§ What to work on
Count how many lines contain the word "this". Respond with the number alone.

§ Excerpted records
▼

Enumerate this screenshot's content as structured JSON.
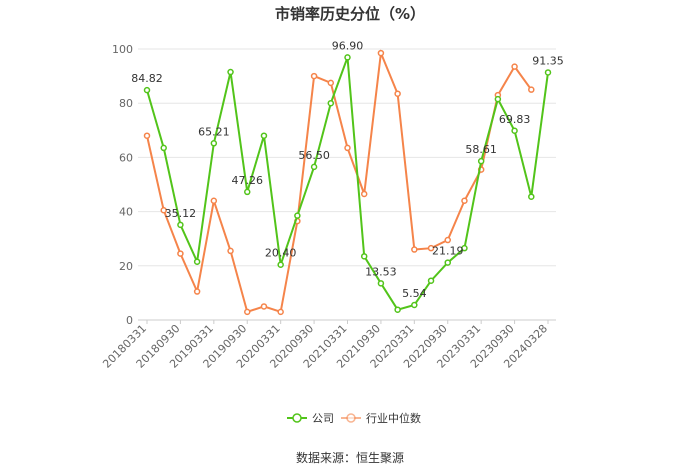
{
  "chart_data": {
    "type": "line",
    "title": "市销率历史分位（%）",
    "source": "数据来源：恒生聚源",
    "ylim": [
      0,
      100
    ],
    "yticks": [
      0,
      20,
      40,
      60,
      80,
      100
    ],
    "grid": true,
    "legend_position": "bottom-center",
    "x": [
      "20180331",
      "20180630",
      "20180930",
      "20181231",
      "20190331",
      "20190630",
      "20190930",
      "20191231",
      "20200331",
      "20200630",
      "20200930",
      "20201231",
      "20210331",
      "20210630",
      "20210930",
      "20211231",
      "20220331",
      "20220630",
      "20220930",
      "20221231",
      "20230331",
      "20230630",
      "20230930",
      "20231231",
      "20240328"
    ],
    "xtick_labels": [
      "20180331",
      "20180930",
      "20190331",
      "20190930",
      "20200331",
      "20200930",
      "20210331",
      "20210930",
      "20220331",
      "20220930",
      "20230331",
      "20230930",
      "20240328"
    ],
    "series": [
      {
        "name": "公司",
        "color": "#52c41a",
        "values": [
          84.82,
          63.5,
          35.12,
          21.5,
          65.21,
          91.5,
          47.26,
          68.0,
          20.4,
          38.5,
          56.5,
          80.0,
          96.9,
          23.5,
          13.53,
          3.8,
          5.54,
          14.5,
          21.19,
          26.5,
          58.61,
          81.5,
          69.83,
          45.5,
          91.35
        ],
        "data_labels": [
          {
            "index": 0,
            "text": "84.82"
          },
          {
            "index": 2,
            "text": "35.12"
          },
          {
            "index": 4,
            "text": "65.21"
          },
          {
            "index": 6,
            "text": "47.26"
          },
          {
            "index": 8,
            "text": "20.40"
          },
          {
            "index": 10,
            "text": "56.50"
          },
          {
            "index": 12,
            "text": "96.90"
          },
          {
            "index": 14,
            "text": "13.53"
          },
          {
            "index": 16,
            "text": "5.54"
          },
          {
            "index": 18,
            "text": "21.19"
          },
          {
            "index": 20,
            "text": "58.61"
          },
          {
            "index": 22,
            "text": "69.83"
          },
          {
            "index": 24,
            "text": "91.35"
          }
        ]
      },
      {
        "name": "行业中位数",
        "color": "#f5844a",
        "values": [
          68.0,
          40.5,
          24.5,
          10.5,
          44.0,
          25.5,
          3.0,
          5.0,
          3.0,
          36.5,
          90.0,
          87.5,
          63.5,
          46.5,
          98.5,
          83.5,
          26.0,
          26.5,
          29.5,
          44.0,
          55.5,
          83.0,
          93.5,
          85.0,
          null
        ]
      }
    ]
  }
}
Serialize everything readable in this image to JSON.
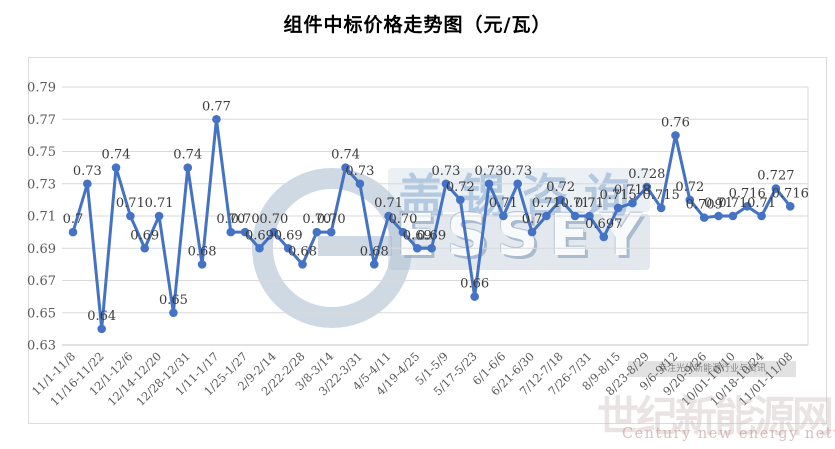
{
  "title": "组件中标价格走势图（元/瓦）",
  "watermarks": {
    "center_brand_cn": "盖锡咨询",
    "center_brand_en": "ESSEY",
    "center_logo_letter": "G",
    "corner_tagline": "专注光伏新能源行业与资讯",
    "corner_name_cn": "世纪新能源网",
    "corner_name_en": "Century new energy network"
  },
  "chart_data": {
    "type": "line",
    "title": "组件中标价格走势图（元/瓦）",
    "xlabel": "",
    "ylabel": "",
    "ylim": [
      0.63,
      0.79
    ],
    "ytick_step": 0.02,
    "yticks": [
      "0.79",
      "0.77",
      "0.75",
      "0.73",
      "0.71",
      "0.69",
      "0.67",
      "0.65",
      "0.63"
    ],
    "grid": true,
    "legend": "none",
    "line_color": "#4472C4",
    "marker": "circle",
    "tick_label_rotation": 45,
    "x_ticks_every_n_points": 2,
    "categories": [
      "11/1-11/8",
      "11/16-11/22",
      "12/1-12/6",
      "12/14-12/20",
      "12/28-12/31",
      "1/11-1/17",
      "1/25-1/27",
      "2/9-2/14",
      "2/22-2/28",
      "3/8-3/14",
      "3/22-3/31",
      "4/5-4/11",
      "4/19-4/25",
      "5/1-5/9",
      "5/17-5/23",
      "6/1-6/6",
      "6/21-6/30",
      "7/12-7/18",
      "7/26-7/31",
      "8/9-8/15",
      "8/23-8/29",
      "9/6-9/12",
      "9/20-9/26",
      "10/01-10/10",
      "10/18-10/24",
      "11/01-11/08"
    ],
    "values": [
      0.7,
      0.73,
      0.64,
      0.74,
      0.71,
      0.69,
      0.71,
      0.65,
      0.74,
      0.68,
      0.77,
      0.7,
      0.7,
      0.69,
      0.7,
      0.69,
      0.68,
      0.7,
      0.7,
      0.74,
      0.73,
      0.68,
      0.71,
      0.7,
      0.69,
      0.69,
      0.73,
      0.72,
      0.66,
      0.73,
      0.71,
      0.73,
      0.7,
      0.71,
      0.72,
      0.71,
      0.71,
      0.697,
      0.715,
      0.718,
      0.728,
      0.715,
      0.76,
      0.72,
      0.709,
      0.71,
      0.71,
      0.716,
      0.71,
      0.727,
      0.716
    ],
    "point_labels": [
      "0.7",
      "0.73",
      "0.64",
      "0.74",
      "0.71",
      "0.69",
      "0.71",
      "0.65",
      "0.74",
      "0.68",
      "0.77",
      "0.70",
      "0.70",
      "0.69",
      "0.70",
      "0.69",
      "0.68",
      "0.70",
      "0.70",
      "0.74",
      "0.73",
      "0.68",
      "0.71",
      "0.70",
      "0.69",
      "0.69",
      "0.73",
      "0.72",
      "0.66",
      "0.73",
      "0.71",
      "0.73",
      "0.7",
      "0.71",
      "0.72",
      "0.71",
      "0.71",
      "0.697",
      "0.715",
      "0.718",
      "0.728",
      "0.715",
      "0.76",
      "0.72",
      "0.709",
      "0.71",
      "0.71",
      "0.716",
      "0.71",
      "0.727",
      "0.716"
    ]
  }
}
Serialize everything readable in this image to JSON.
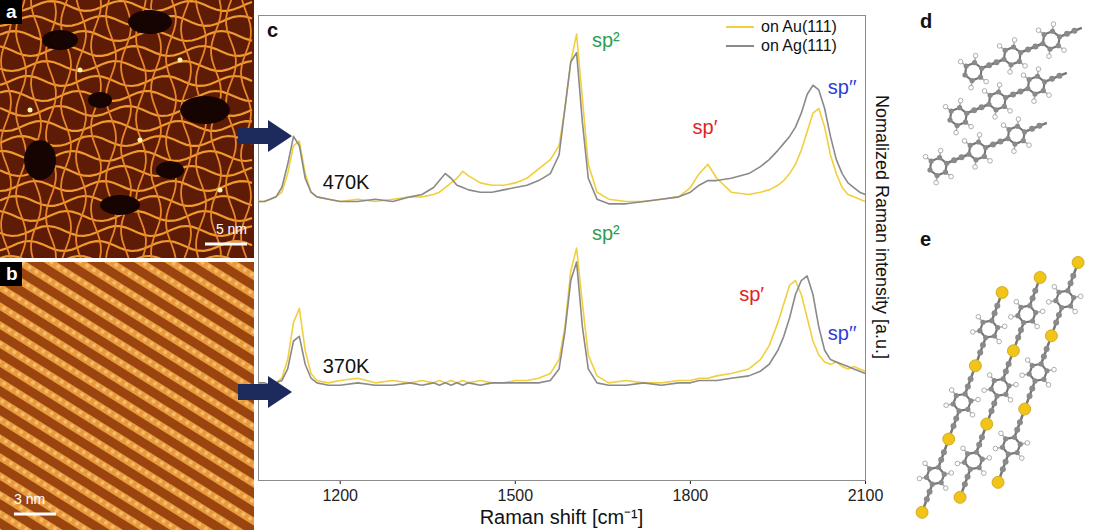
{
  "figure": {
    "panels": [
      {
        "letter": "a",
        "scale_bar": "5 nm"
      },
      {
        "letter": "b",
        "scale_bar": "3 nm"
      },
      {
        "letter": "c"
      },
      {
        "letter": "d"
      },
      {
        "letter": "e"
      }
    ]
  },
  "chart_data": {
    "type": "line",
    "xlabel": "Raman shift [cm⁻¹]",
    "ylabel": "Nomalized Raman intensity [a.u.]",
    "xlim": [
      1060,
      2100
    ],
    "xticks": [
      1200,
      1500,
      1800,
      2100
    ],
    "ylim": [
      0,
      1
    ],
    "tick_labels": "x",
    "legend": "top-right",
    "x": [
      1060,
      1070,
      1080,
      1090,
      1100,
      1110,
      1120,
      1130,
      1140,
      1150,
      1160,
      1180,
      1200,
      1230,
      1260,
      1290,
      1320,
      1340,
      1360,
      1370,
      1380,
      1390,
      1400,
      1410,
      1420,
      1440,
      1460,
      1480,
      1500,
      1520,
      1540,
      1560,
      1575,
      1585,
      1595,
      1605,
      1615,
      1625,
      1640,
      1660,
      1690,
      1720,
      1750,
      1780,
      1800,
      1815,
      1830,
      1845,
      1870,
      1900,
      1920,
      1935,
      1950,
      1960,
      1970,
      1980,
      1990,
      2000,
      2010,
      2020,
      2030,
      2040,
      2050,
      2060,
      2070,
      2080,
      2090,
      2100
    ],
    "groups": [
      {
        "label": "470K",
        "x": 1210,
        "y": 0.64
      },
      {
        "label": "370K",
        "x": 1210,
        "y": 0.245
      }
    ],
    "series": [
      {
        "name": "on Au(111)",
        "color": "#f2cf3c",
        "values": [
          [
            0.6,
            0.6,
            0.605,
            0.61,
            0.62,
            0.66,
            0.72,
            0.73,
            0.66,
            0.62,
            0.61,
            0.605,
            0.6,
            0.605,
            0.6,
            0.605,
            0.61,
            0.61,
            0.615,
            0.62,
            0.63,
            0.64,
            0.65,
            0.665,
            0.655,
            0.64,
            0.635,
            0.635,
            0.64,
            0.65,
            0.67,
            0.69,
            0.72,
            0.8,
            0.9,
            0.96,
            0.82,
            0.68,
            0.62,
            0.605,
            0.6,
            0.6,
            0.605,
            0.61,
            0.63,
            0.66,
            0.68,
            0.65,
            0.62,
            0.615,
            0.62,
            0.625,
            0.635,
            0.645,
            0.66,
            0.68,
            0.71,
            0.75,
            0.79,
            0.8,
            0.76,
            0.7,
            0.66,
            0.63,
            0.615,
            0.61,
            0.605,
            0.6
          ],
          [
            0.21,
            0.205,
            0.21,
            0.21,
            0.22,
            0.26,
            0.34,
            0.37,
            0.28,
            0.23,
            0.215,
            0.21,
            0.215,
            0.22,
            0.21,
            0.215,
            0.21,
            0.215,
            0.21,
            0.215,
            0.21,
            0.215,
            0.21,
            0.215,
            0.21,
            0.215,
            0.21,
            0.21,
            0.215,
            0.215,
            0.22,
            0.23,
            0.26,
            0.33,
            0.45,
            0.5,
            0.38,
            0.27,
            0.225,
            0.21,
            0.215,
            0.21,
            0.21,
            0.215,
            0.215,
            0.22,
            0.22,
            0.225,
            0.23,
            0.24,
            0.26,
            0.29,
            0.34,
            0.38,
            0.42,
            0.43,
            0.4,
            0.35,
            0.3,
            0.27,
            0.255,
            0.25,
            0.255,
            0.245,
            0.24,
            0.245,
            0.24,
            0.235
          ]
        ]
      },
      {
        "name": "on Ag(111)",
        "color": "#8a8a8a",
        "values": [
          [
            0.6,
            0.6,
            0.605,
            0.61,
            0.63,
            0.68,
            0.74,
            0.72,
            0.65,
            0.62,
            0.61,
            0.605,
            0.6,
            0.6,
            0.605,
            0.6,
            0.61,
            0.615,
            0.63,
            0.645,
            0.66,
            0.65,
            0.635,
            0.63,
            0.625,
            0.62,
            0.62,
            0.625,
            0.63,
            0.635,
            0.645,
            0.66,
            0.7,
            0.8,
            0.9,
            0.92,
            0.77,
            0.65,
            0.605,
            0.595,
            0.595,
            0.6,
            0.605,
            0.61,
            0.62,
            0.635,
            0.645,
            0.645,
            0.65,
            0.66,
            0.675,
            0.69,
            0.71,
            0.725,
            0.74,
            0.76,
            0.79,
            0.83,
            0.85,
            0.84,
            0.8,
            0.74,
            0.69,
            0.66,
            0.64,
            0.63,
            0.62,
            0.615
          ],
          [
            0.21,
            0.21,
            0.205,
            0.21,
            0.215,
            0.24,
            0.3,
            0.31,
            0.25,
            0.22,
            0.21,
            0.205,
            0.205,
            0.21,
            0.205,
            0.205,
            0.21,
            0.205,
            0.21,
            0.205,
            0.21,
            0.205,
            0.21,
            0.205,
            0.21,
            0.205,
            0.21,
            0.21,
            0.21,
            0.21,
            0.21,
            0.215,
            0.24,
            0.32,
            0.43,
            0.47,
            0.33,
            0.24,
            0.21,
            0.205,
            0.205,
            0.21,
            0.205,
            0.21,
            0.21,
            0.215,
            0.215,
            0.215,
            0.22,
            0.225,
            0.235,
            0.25,
            0.28,
            0.31,
            0.35,
            0.4,
            0.43,
            0.44,
            0.4,
            0.33,
            0.28,
            0.26,
            0.255,
            0.25,
            0.245,
            0.24,
            0.235,
            0.23
          ]
        ]
      }
    ],
    "annotations": [
      {
        "text": "sp²",
        "x": 1655,
        "y": 0.945,
        "color": "#2e9e4f"
      },
      {
        "text": "sp′",
        "x": 1825,
        "y": 0.76,
        "color": "#e02424"
      },
      {
        "text": "sp′′",
        "x": 2060,
        "y": 0.845,
        "color": "#2a3fd6"
      },
      {
        "text": "sp²",
        "x": 1655,
        "y": 0.53,
        "color": "#2e9e4f"
      },
      {
        "text": "sp′",
        "x": 1905,
        "y": 0.4,
        "color": "#e02424"
      },
      {
        "text": "sp′′",
        "x": 2060,
        "y": 0.315,
        "color": "#2a3fd6"
      }
    ]
  }
}
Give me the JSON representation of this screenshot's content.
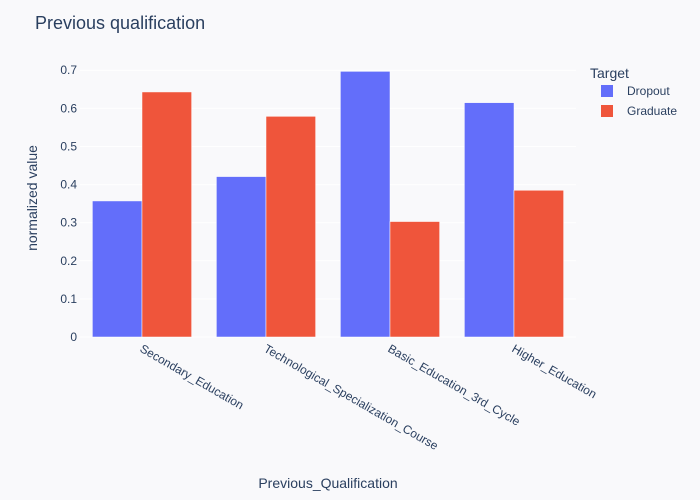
{
  "chart_data": {
    "type": "bar",
    "title": "Previous qualification",
    "xlabel": "Previous_Qualification",
    "ylabel": "normalized value",
    "categories": [
      "Secondary_Education",
      "Technological_Specialization_Course",
      "Basic_Education_3rd_Cycle",
      "Higher_Education"
    ],
    "series": [
      {
        "name": "Dropout",
        "color": "#636efa",
        "values": [
          0.357,
          0.421,
          0.697,
          0.615
        ]
      },
      {
        "name": "Graduate",
        "color": "#ef553b",
        "values": [
          0.643,
          0.579,
          0.303,
          0.385
        ]
      }
    ],
    "ylim": [
      0,
      0.74
    ],
    "yticks": [
      0,
      0.1,
      0.2,
      0.3,
      0.4,
      0.5,
      0.6,
      0.7
    ],
    "ytick_labels": [
      "0",
      "0.1",
      "0.2",
      "0.3",
      "0.4",
      "0.5",
      "0.6",
      "0.7"
    ],
    "grid": true,
    "legend": {
      "title": "Target",
      "placement": "top-right"
    }
  }
}
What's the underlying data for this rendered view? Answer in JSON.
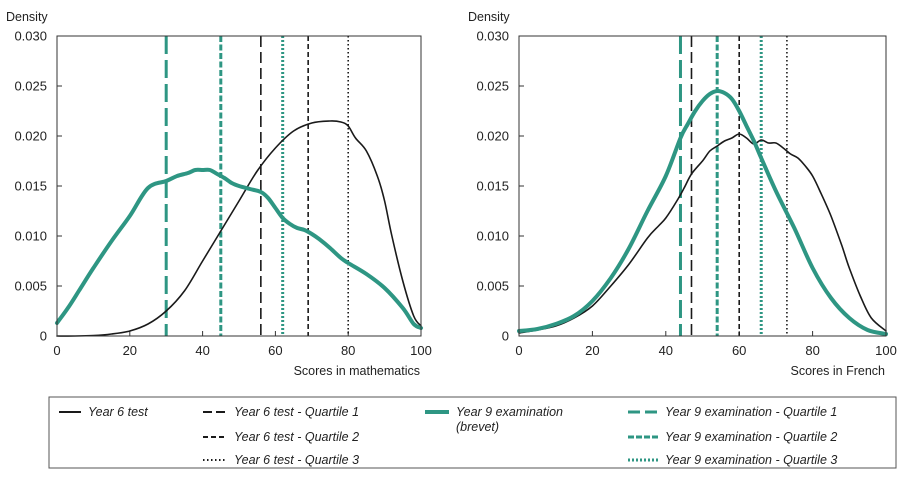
{
  "colors": {
    "y6": "#1a1a1a",
    "y9": "#2e9683"
  },
  "legend": {
    "y6_test": "Year 6 test",
    "y6_q1": "Year 6 test - Quartile 1",
    "y6_q2": "Year 6 test - Quartile 2",
    "y6_q3": "Year 6 test - Quartile 3",
    "y9_exam_line1": "Year 9 examination",
    "y9_exam_line2": "(brevet)",
    "y9_q1": "Year 9 examination - Quartile 1",
    "y9_q2": "Year 9 examination - Quartile 2",
    "y9_q3": "Year 9 examination - Quartile 3"
  },
  "chart_data": [
    {
      "type": "line",
      "ylabel": "Density",
      "xlabel": "Scores in mathematics",
      "xlim": [
        0,
        100
      ],
      "ylim": [
        0,
        0.03
      ],
      "xticks": [
        "0",
        "20",
        "40",
        "60",
        "80",
        "100"
      ],
      "yticks": [
        "0",
        "0.005",
        "0.010",
        "0.015",
        "0.020",
        "0.025",
        "0.030"
      ],
      "series": [
        {
          "name": "Year 6 test",
          "x": [
            0,
            5,
            10,
            15,
            20,
            25,
            30,
            35,
            40,
            45,
            50,
            55,
            60,
            65,
            70,
            75,
            78,
            80,
            82,
            85,
            88,
            90,
            92,
            95,
            98,
            100
          ],
          "y": [
            0,
            0,
            5e-05,
            0.0002,
            0.0005,
            0.0012,
            0.0025,
            0.0045,
            0.0075,
            0.0105,
            0.0135,
            0.0165,
            0.0188,
            0.0205,
            0.0213,
            0.0215,
            0.0214,
            0.021,
            0.0198,
            0.0185,
            0.016,
            0.0135,
            0.01,
            0.0055,
            0.002,
            0.001
          ]
        },
        {
          "name": "Year 9 examination (brevet)",
          "x": [
            0,
            3,
            6,
            10,
            15,
            20,
            25,
            30,
            33,
            36,
            38,
            40,
            42,
            44,
            46,
            48,
            50,
            53,
            56,
            58,
            60,
            62,
            64,
            66,
            68,
            70,
            72,
            75,
            78,
            80,
            85,
            90,
            95,
            98,
            100
          ],
          "y": [
            0.0013,
            0.0028,
            0.0045,
            0.0068,
            0.0095,
            0.012,
            0.0148,
            0.0155,
            0.016,
            0.0163,
            0.0166,
            0.0166,
            0.0166,
            0.0162,
            0.0158,
            0.0153,
            0.015,
            0.0147,
            0.0144,
            0.0138,
            0.0128,
            0.0118,
            0.0112,
            0.0108,
            0.0106,
            0.0102,
            0.0097,
            0.0088,
            0.0078,
            0.0073,
            0.0062,
            0.0048,
            0.0028,
            0.0012,
            0.0008
          ]
        }
      ],
      "quartiles": {
        "Year 6 test - Quartile 1": 56,
        "Year 6 test - Quartile 2": 69,
        "Year 6 test - Quartile 3": 80,
        "Year 9 examination - Quartile 1": 30,
        "Year 9 examination - Quartile 2": 45,
        "Year 9 examination - Quartile 3": 62
      }
    },
    {
      "type": "line",
      "ylabel": "Density",
      "xlabel": "Scores in French",
      "xlim": [
        0,
        100
      ],
      "ylim": [
        0,
        0.03
      ],
      "xticks": [
        "0",
        "20",
        "40",
        "60",
        "80",
        "100"
      ],
      "yticks": [
        "0",
        "0.005",
        "0.010",
        "0.015",
        "0.020",
        "0.025",
        "0.030"
      ],
      "series": [
        {
          "name": "Year 6 test",
          "x": [
            0,
            5,
            10,
            15,
            20,
            25,
            30,
            35,
            38,
            40,
            43,
            45,
            47,
            50,
            52,
            54,
            56,
            58,
            60,
            62,
            64,
            66,
            68,
            70,
            72,
            74,
            76,
            78,
            80,
            82,
            85,
            88,
            90,
            93,
            96,
            100
          ],
          "y": [
            0.0003,
            0.0006,
            0.001,
            0.0018,
            0.003,
            0.005,
            0.0072,
            0.0098,
            0.011,
            0.0118,
            0.0135,
            0.0148,
            0.0162,
            0.0175,
            0.0185,
            0.019,
            0.0195,
            0.0198,
            0.0202,
            0.0198,
            0.0192,
            0.0196,
            0.0193,
            0.0193,
            0.0188,
            0.0182,
            0.0178,
            0.017,
            0.016,
            0.0145,
            0.012,
            0.009,
            0.0068,
            0.004,
            0.0018,
            0.0005
          ]
        },
        {
          "name": "Year 9 examination (brevet)",
          "x": [
            0,
            5,
            10,
            15,
            20,
            25,
            30,
            35,
            40,
            44,
            46,
            48,
            50,
            52,
            54,
            56,
            58,
            60,
            62,
            64,
            66,
            70,
            75,
            80,
            85,
            90,
            95,
            100
          ],
          "y": [
            0.0005,
            0.0007,
            0.0012,
            0.002,
            0.0035,
            0.0058,
            0.0088,
            0.0125,
            0.016,
            0.0198,
            0.0212,
            0.0225,
            0.0235,
            0.0242,
            0.0245,
            0.0243,
            0.0237,
            0.0225,
            0.021,
            0.0195,
            0.0178,
            0.0145,
            0.0108,
            0.0068,
            0.0038,
            0.0018,
            0.0006,
            0.0002
          ]
        }
      ],
      "quartiles": {
        "Year 6 test - Quartile 1": 47,
        "Year 6 test - Quartile 2": 60,
        "Year 6 test - Quartile 3": 73,
        "Year 9 examination - Quartile 1": 44,
        "Year 9 examination - Quartile 2": 54,
        "Year 9 examination - Quartile 3": 66
      }
    }
  ]
}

▲

§ Exercise solution
5